(Dataset entries)
◆ ◆ ◆
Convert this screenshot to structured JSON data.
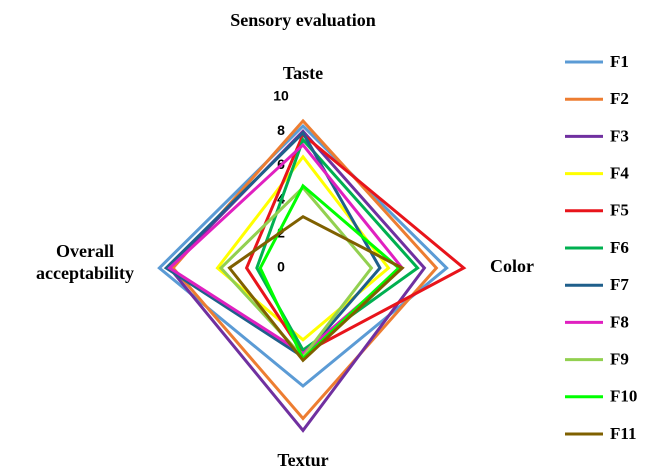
{
  "chart_data": {
    "type": "radar",
    "title": "Sensory evaluation",
    "categories": [
      "Taste",
      "Color",
      "Textur",
      "Overall acceptability"
    ],
    "rlim": [
      0,
      10
    ],
    "rticks": [
      0,
      2,
      4,
      6,
      8,
      10
    ],
    "series": [
      {
        "name": "F1",
        "color": "#5b9bd5",
        "values": [
          8.3,
          8.4,
          6.9,
          8.4
        ]
      },
      {
        "name": "F2",
        "color": "#ed7d31",
        "values": [
          8.6,
          7.8,
          8.8,
          7.6
        ]
      },
      {
        "name": "F3",
        "color": "#7030a0",
        "values": [
          8.0,
          7.1,
          9.5,
          7.8
        ]
      },
      {
        "name": "F4",
        "color": "#ffff00",
        "values": [
          6.5,
          5.0,
          4.2,
          5.0
        ]
      },
      {
        "name": "F5",
        "color": "#e8141b",
        "values": [
          7.8,
          9.4,
          5.0,
          3.3
        ]
      },
      {
        "name": "F6",
        "color": "#00b050",
        "values": [
          7.5,
          6.7,
          4.8,
          2.7
        ]
      },
      {
        "name": "F7",
        "color": "#1f5f8b",
        "values": [
          7.9,
          4.5,
          5.2,
          8.0
        ]
      },
      {
        "name": "F8",
        "color": "#e020c0",
        "values": [
          7.2,
          5.8,
          5.0,
          7.8
        ]
      },
      {
        "name": "F9",
        "color": "#92d050",
        "values": [
          4.7,
          4.0,
          5.2,
          4.8
        ]
      },
      {
        "name": "F10",
        "color": "#00ff00",
        "values": [
          4.8,
          5.6,
          5.3,
          2.5
        ]
      },
      {
        "name": "F11",
        "color": "#7f6000",
        "values": [
          3.0,
          5.8,
          5.4,
          4.3
        ]
      }
    ]
  }
}
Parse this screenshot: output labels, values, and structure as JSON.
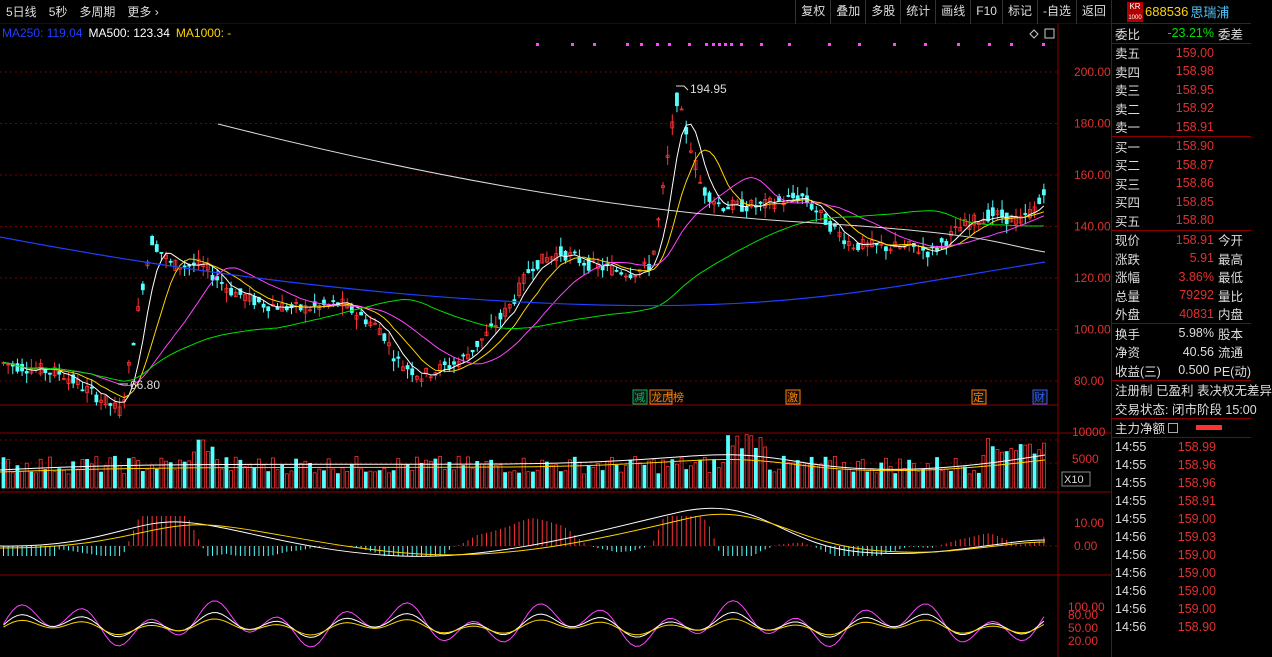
{
  "toolbar": {
    "left": [
      "5日线",
      "5秒",
      "多周期",
      "更多 ›"
    ],
    "right": [
      "复权",
      "叠加",
      "多股",
      "统计",
      "画线",
      "F10",
      "标记",
      "-自选",
      "返回"
    ]
  },
  "ma_legend": [
    {
      "label": "MA250: 119.04",
      "color": "#1f3fff"
    },
    {
      "label": "MA500: 123.34",
      "color": "#ffffff"
    },
    {
      "label": "MA1000: -",
      "color": "#ffd400"
    }
  ],
  "price_axis": [
    "200.00",
    "180.00",
    "160.00",
    "140.00",
    "120.00",
    "100.00",
    "80.00"
  ],
  "volume_axis": [
    "10000",
    "5000"
  ],
  "volume_unit": "X10",
  "macd_axis": [
    "10.00",
    "0.00"
  ],
  "kdj_axis": [
    "100.00",
    "80.00",
    "50.00",
    "20.00"
  ],
  "annotations": {
    "high": "194.95",
    "low": "66.80"
  },
  "event_markers": [
    "减",
    "龙虎榜",
    "激",
    "定",
    "财"
  ],
  "stock": {
    "badge_top": "KR",
    "badge_bottom": "1000",
    "code": "688536",
    "name": "思瑞浦"
  },
  "order_ratio": {
    "label": "委比",
    "value": "-23.21%",
    "extra": "委差"
  },
  "asks": [
    {
      "label": "卖五",
      "price": "159.00"
    },
    {
      "label": "卖四",
      "price": "158.98"
    },
    {
      "label": "卖三",
      "price": "158.95"
    },
    {
      "label": "卖二",
      "price": "158.92"
    },
    {
      "label": "卖一",
      "price": "158.91"
    }
  ],
  "bids": [
    {
      "label": "买一",
      "price": "158.90"
    },
    {
      "label": "买二",
      "price": "158.87"
    },
    {
      "label": "买三",
      "price": "158.86"
    },
    {
      "label": "买四",
      "price": "158.85"
    },
    {
      "label": "买五",
      "price": "158.80"
    }
  ],
  "quote": [
    {
      "label": "现价",
      "value": "158.91",
      "extra": "今开"
    },
    {
      "label": "涨跌",
      "value": "5.91",
      "extra": "最高"
    },
    {
      "label": "涨幅",
      "value": "3.86%",
      "extra": "最低"
    },
    {
      "label": "总量",
      "value": "79292",
      "extra": "量比"
    },
    {
      "label": "外盘",
      "value": "40831",
      "extra": "内盘"
    }
  ],
  "stats": [
    {
      "label": "换手",
      "value": "5.98%",
      "extra": "股本"
    },
    {
      "label": "净资",
      "value": "40.56",
      "extra": "流通"
    },
    {
      "label": "收益(三)",
      "value": "0.500",
      "extra": "PE(动)"
    }
  ],
  "info_line1": "注册制 已盈利 表决权无差异",
  "info_line2": "交易状态: 闭市阶段 15:00",
  "net_flow_label": "主力净额",
  "ticks": [
    {
      "time": "14:55",
      "price": "158.99"
    },
    {
      "time": "14:55",
      "price": "158.96"
    },
    {
      "time": "14:55",
      "price": "158.96"
    },
    {
      "time": "14:55",
      "price": "158.91"
    },
    {
      "time": "14:55",
      "price": "159.00"
    },
    {
      "time": "14:56",
      "price": "159.03"
    },
    {
      "time": "14:56",
      "price": "159.00"
    },
    {
      "time": "14:56",
      "price": "159.00"
    },
    {
      "time": "14:56",
      "price": "159.00"
    },
    {
      "time": "14:56",
      "price": "159.00"
    },
    {
      "time": "14:56",
      "price": "158.90"
    }
  ],
  "colors": {
    "up": "#ff3232",
    "down": "#54ffff",
    "grid": "#7a0000",
    "ma5": "#ffffff",
    "ma10": "#ffd400",
    "ma20": "#ff44ff",
    "ma60": "#00e000",
    "ma250": "#1f3fff"
  }
}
◆ ◆ ◆
■ WORK TO BE COMPLETED
Go through the entries above and output them exactly, without pictures.

■ SOLUTION
Convert this screenshot to structured JSON data.
{
  "chart_data": {
    "type": "radar",
    "title": "Sensory evaluation",
    "categories": [
      "Taste",
      "Color",
      "Textur",
      "Overall acceptability"
    ],
    "rlim": [
      0,
      10
    ],
    "rticks": [
      0,
      2,
      4,
      6,
      8,
      10
    ],
    "series": [
      {
        "name": "F1",
        "color": "#5b9bd5",
        "values": [
          8.3,
          8.4,
          6.9,
          8.4
        ]
      },
      {
        "name": "F2",
        "color": "#ed7d31",
        "values": [
          8.6,
          7.8,
          8.8,
          7.6
        ]
      },
      {
        "name": "F3",
        "color": "#7030a0",
        "values": [
          8.0,
          7.1,
          9.5,
          7.8
        ]
      },
      {
        "name": "F4",
        "color": "#ffff00",
        "values": [
          6.5,
          5.0,
          4.2,
          5.0
        ]
      },
      {
        "name": "F5",
        "color": "#e8141b",
        "values": [
          7.8,
          9.4,
          5.0,
          3.3
        ]
      },
      {
        "name": "F6",
        "color": "#00b050",
        "values": [
          7.5,
          6.7,
          4.8,
          2.7
        ]
      },
      {
        "name": "F7",
        "color": "#1f5f8b",
        "values": [
          7.9,
          4.5,
          5.2,
          8.0
        ]
      },
      {
        "name": "F8",
        "color": "#e020c0",
        "values": [
          7.2,
          5.8,
          5.0,
          7.8
        ]
      },
      {
        "name": "F9",
        "color": "#92d050",
        "values": [
          4.7,
          4.0,
          5.2,
          4.8
        ]
      },
      {
        "name": "F10",
        "color": "#00ff00",
        "values": [
          4.8,
          5.6,
          5.3,
          2.5
        ]
      },
      {
        "name": "F11",
        "color": "#7f6000",
        "values": [
          3.0,
          5.8,
          5.4,
          4.3
        ]
      }
    ]
  }
}
Parse this screenshot: output labels, values, and structure as JSON.
{
  "toolbar": {
    "left": [
      "5日线",
      "5秒",
      "多周期",
      "更多 ›"
    ],
    "right": [
      "复权",
      "叠加",
      "多股",
      "统计",
      "画线",
      "F10",
      "标记",
      "-自选",
      "返回"
    ]
  },
  "ma_legend": [
    {
      "label": "MA250: 119.04",
      "color": "#1f3fff"
    },
    {
      "label": "MA500: 123.34",
      "color": "#ffffff"
    },
    {
      "label": "MA1000: -",
      "color": "#ffd400"
    }
  ],
  "price_axis": [
    "200.00",
    "180.00",
    "160.00",
    "140.00",
    "120.00",
    "100.00",
    "80.00"
  ],
  "volume_axis": [
    "10000",
    "5000"
  ],
  "volume_unit": "X10",
  "macd_axis": [
    "10.00",
    "0.00"
  ],
  "kdj_axis": [
    "100.00",
    "80.00",
    "50.00",
    "20.00"
  ],
  "annotations": {
    "high": "194.95",
    "low": "66.80"
  },
  "event_markers": [
    "减",
    "龙虎榜",
    "激",
    "定",
    "财"
  ],
  "stock": {
    "badge_top": "KR",
    "badge_bottom": "1000",
    "code": "688536",
    "name": "思瑞浦"
  },
  "order_ratio": {
    "label": "委比",
    "value": "-23.21%",
    "extra": "委差"
  },
  "asks": [
    {
      "label": "卖五",
      "price": "159.00"
    },
    {
      "label": "卖四",
      "price": "158.98"
    },
    {
      "label": "卖三",
      "price": "158.95"
    },
    {
      "label": "卖二",
      "price": "158.92"
    },
    {
      "label": "卖一",
      "price": "158.91"
    }
  ],
  "bids": [
    {
      "label": "买一",
      "price": "158.90"
    },
    {
      "label": "买二",
      "price": "158.87"
    },
    {
      "label": "买三",
      "price": "158.86"
    },
    {
      "label": "买四",
      "price": "158.85"
    },
    {
      "label": "买五",
      "price": "158.80"
    }
  ],
  "quote": [
    {
      "label": "现价",
      "value": "158.91",
      "extra": "今开"
    },
    {
      "label": "涨跌",
      "value": "5.91",
      "extra": "最高"
    },
    {
      "label": "涨幅",
      "value": "3.86%",
      "extra": "最低"
    },
    {
      "label": "总量",
      "value": "79292",
      "extra": "量比"
    },
    {
      "label": "外盘",
      "value": "40831",
      "extra": "内盘"
    }
  ],
  "stats": [
    {
      "label": "换手",
      "value": "5.98%",
      "extra": "股本"
    },
    {
      "label": "净资",
      "value": "40.56",
      "extra": "流通"
    },
    {
      "label": "收益(三)",
      "value": "0.500",
      "extra": "PE(动)"
    }
  ],
  "info_line1": "注册制 已盈利 表决权无差异",
  "info_line2": "交易状态: 闭市阶段 15:00",
  "net_flow_label": "主力净额",
  "ticks": [
    {
      "time": "14:55",
      "price": "158.99"
    },
    {
      "time": "14:55",
      "price": "158.96"
    },
    {
      "time": "14:55",
      "price": "158.96"
    },
    {
      "time": "14:55",
      "price": "158.91"
    },
    {
      "time": "14:55",
      "price": "159.00"
    },
    {
      "time": "14:56",
      "price": "159.03"
    },
    {
      "time": "14:56",
      "price": "159.00"
    },
    {
      "time": "14:56",
      "price": "159.00"
    },
    {
      "time": "14:56",
      "price": "159.00"
    },
    {
      "time": "14:56",
      "price": "159.00"
    },
    {
      "time": "14:56",
      "price": "158.90"
    }
  ],
  "colors": {
    "up": "#ff3232",
    "down": "#54ffff",
    "grid": "#7a0000",
    "ma5": "#ffffff",
    "ma10": "#ffd400",
    "ma20": "#ff44ff",
    "ma60": "#00e000",
    "ma250": "#1f3fff"
  }
}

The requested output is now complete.